[Recorded data]
.....

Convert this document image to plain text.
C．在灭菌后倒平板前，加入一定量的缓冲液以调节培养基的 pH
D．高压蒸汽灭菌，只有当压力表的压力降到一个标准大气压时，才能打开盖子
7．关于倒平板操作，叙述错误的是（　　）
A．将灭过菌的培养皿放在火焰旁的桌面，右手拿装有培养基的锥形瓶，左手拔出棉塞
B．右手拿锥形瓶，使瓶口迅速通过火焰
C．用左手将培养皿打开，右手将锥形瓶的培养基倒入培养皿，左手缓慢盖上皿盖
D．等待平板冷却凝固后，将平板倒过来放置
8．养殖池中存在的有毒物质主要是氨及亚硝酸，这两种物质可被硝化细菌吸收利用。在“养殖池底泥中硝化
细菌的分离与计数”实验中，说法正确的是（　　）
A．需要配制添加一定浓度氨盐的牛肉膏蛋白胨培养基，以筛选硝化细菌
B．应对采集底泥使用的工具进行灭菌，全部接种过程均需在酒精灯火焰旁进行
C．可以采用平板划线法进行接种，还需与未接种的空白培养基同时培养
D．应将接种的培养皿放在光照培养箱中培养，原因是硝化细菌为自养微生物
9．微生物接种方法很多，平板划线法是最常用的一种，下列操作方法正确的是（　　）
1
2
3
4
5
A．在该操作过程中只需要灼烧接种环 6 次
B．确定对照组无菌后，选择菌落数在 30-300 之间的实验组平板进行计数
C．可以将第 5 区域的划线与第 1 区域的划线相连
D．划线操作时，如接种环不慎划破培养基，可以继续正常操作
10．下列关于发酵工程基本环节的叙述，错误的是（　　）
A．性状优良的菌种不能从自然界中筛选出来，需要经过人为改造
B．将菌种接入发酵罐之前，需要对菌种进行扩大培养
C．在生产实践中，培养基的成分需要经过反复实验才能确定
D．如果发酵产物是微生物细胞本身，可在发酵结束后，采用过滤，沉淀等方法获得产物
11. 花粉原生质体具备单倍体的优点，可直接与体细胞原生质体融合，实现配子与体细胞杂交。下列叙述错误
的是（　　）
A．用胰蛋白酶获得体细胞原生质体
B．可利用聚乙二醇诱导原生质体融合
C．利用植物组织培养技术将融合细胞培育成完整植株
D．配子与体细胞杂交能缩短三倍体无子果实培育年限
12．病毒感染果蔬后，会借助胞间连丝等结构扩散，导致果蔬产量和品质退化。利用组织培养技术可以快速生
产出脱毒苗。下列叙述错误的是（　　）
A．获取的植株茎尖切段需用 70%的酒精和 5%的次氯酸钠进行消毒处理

.....

* To be done
Transcribe all of the material exactly. Omit nothing.

* Result of this exercise
Convert this document image to plain text.
C．在灭菌后倒平板前，加入一定量的缓冲液以调节培养基的 pH
D．高压蒸汽灭菌，只有当压力表的压力降到一个标准大气压时，才能打开盖子
7．关于倒平板操作，叙述错误的是（　　）
A．将灭过菌的培养皿放在火焰旁的桌面，右手拿装有培养基的锥形瓶，左手拔出棉塞
B．右手拿锥形瓶，使瓶口迅速通过火焰
C．用左手将培养皿打开，右手将锥形瓶的培养基倒入培养皿，左手缓慢盖上皿盖
D．等待平板冷却凝固后，将平板倒过来放置
8．养殖池中存在的有毒物质主要是氨及亚硝酸，这两种物质可被硝化细菌吸收利用。在“养殖池底泥中硝化
细菌的分离与计数”实验中，说法正确的是（　　）
A．需要配制添加一定浓度氨盐的牛肉膏蛋白胨培养基，以筛选硝化细菌
B．应对采集底泥使用的工具进行灭菌，全部接种过程均需在酒精灯火焰旁进行
C．可以采用平板划线法进行接种，还需与未接种的空白培养基同时培养
D．应将接种的培养皿放在光照培养箱中培养，原因是硝化细菌为自养微生物
9．微生物接种方法很多，平板划线法是最常用的一种，下列操作方法正确的是（　　）
1
2
3
4
5
A．在该操作过程中只需要灼烧接种环 6 次
B．确定对照组无菌后，选择菌落数在 30-300 之间的实验组平板进行计数
C．可以将第 5 区域的划线与第 1 区域的划线相连
D．划线操作时，如接种环不慎划破培养基，可以继续正常操作
10．下列关于发酵工程基本环节的叙述，错误的是（　　）
A．性状优良的菌种不能从自然界中筛选出来，需要经过人为改造
B．将菌种接入发酵罐之前，需要对菌种进行扩大培养
C．在生产实践中，培养基的成分需要经过反复实验才能确定
D．如果发酵产物是微生物细胞本身，可在发酵结束后，采用过滤，沉淀等方法获得产物
11. 花粉原生质体具备单倍体的优点，可直接与体细胞原生质体融合，实现配子与体细胞杂交。下列叙述错误
的是（　　）
A．用胰蛋白酶获得体细胞原生质体
B．可利用聚乙二醇诱导原生质体融合
C．利用植物组织培养技术将融合细胞培育成完整植株
D．配子与体细胞杂交能缩短三倍体无子果实培育年限
12．病毒感染果蔬后，会借助胞间连丝等结构扩散，导致果蔬产量和品质退化。利用组织培养技术可以快速生
产出脱毒苗。下列叙述错误的是（　　）
A．获取的植株茎尖切段需用 70%的酒精和 5%的次氯酸钠进行消毒处理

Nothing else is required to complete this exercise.